▶ **Data listing**:
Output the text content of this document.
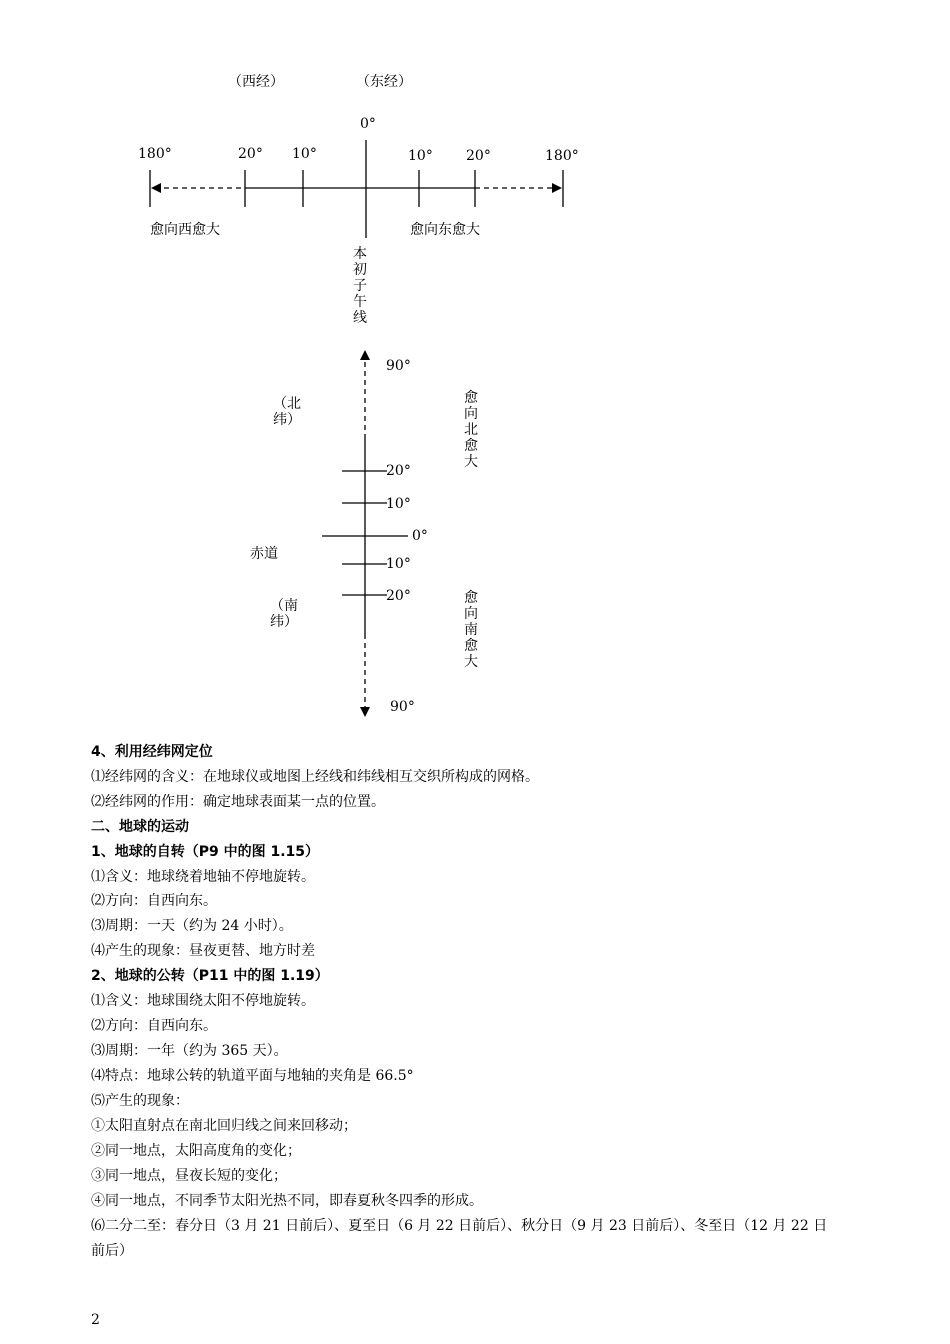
（西经）	（东经）
0°
180°	20° 10°	10° 20°	180°
愈向西愈大	愈向东愈大
本初子午线
90°
（北纬）
愈向北愈大
20°
10°
0°
赤道
10°
20°
（南纬）
愈向南愈大
90°
4、利用经纬网定位
⑴经纬网的含义：在地球仪或地图上经线和纬线相互交织所构成的网格。
⑵经纬网的作用：确定地球表面某一点的位置。
二、地球的运动
1、地球的自转（P9 中的图 1.15）
⑴含义：地球绕着地轴不停地旋转。
⑵方向：自西向东。
⑶周期：一天（约为 24 小时）。
⑷产生的现象：昼夜更替、地方时差
2、地球的公转（P11 中的图 1.19）
⑴含义：地球围绕太阳不停地旋转。
⑵方向：自西向东。
⑶周期：一年（约为 365 天）。
⑷特点：地球公转的轨道平面与地轴的夹角是 66.5°
⑸产生的现象：
①太阳直射点在南北回归线之间来回移动；
②同一地点，太阳高度角的变化；
③同一地点，昼夜长短的变化；
④同一地点，不同季节太阳光热不同，即春夏秋冬四季的形成。
⑹二分二至：春分日（3 月 21 日前后）、夏至日（6 月 22 日前后）、秋分日（9 月 23 日前后）、冬至日（12 月 22 日
前后）
2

▶ **Task prompt**: Reproduce the data verbatim. Do not carry any picture into the copy.

▶ **The response**:
Output the text content of this document.
（西经）	（东经）
0°
180°	20° 10°	10° 20°	180°
愈向西愈大	愈向东愈大
本初子午线
90°
（北纬）
愈向北愈大
20°
10°
0°
赤道
10°
20°
（南纬）
愈向南愈大
90°
4、利用经纬网定位
⑴经纬网的含义：在地球仪或地图上经线和纬线相互交织所构成的网格。
⑵经纬网的作用：确定地球表面某一点的位置。
二、地球的运动
1、地球的自转（P9 中的图 1.15）
⑴含义：地球绕着地轴不停地旋转。
⑵方向：自西向东。
⑶周期：一天（约为 24 小时）。
⑷产生的现象：昼夜更替、地方时差
2、地球的公转（P11 中的图 1.19）
⑴含义：地球围绕太阳不停地旋转。
⑵方向：自西向东。
⑶周期：一年（约为 365 天）。
⑷特点：地球公转的轨道平面与地轴的夹角是 66.5°
⑸产生的现象：
①太阳直射点在南北回归线之间来回移动；
②同一地点，太阳高度角的变化；
③同一地点，昼夜长短的变化；
④同一地点，不同季节太阳光热不同，即春夏秋冬四季的形成。
⑹二分二至：春分日（3 月 21 日前后）、夏至日（6 月 22 日前后）、秋分日（9 月 23 日前后）、冬至日（12 月 22 日
前后）
2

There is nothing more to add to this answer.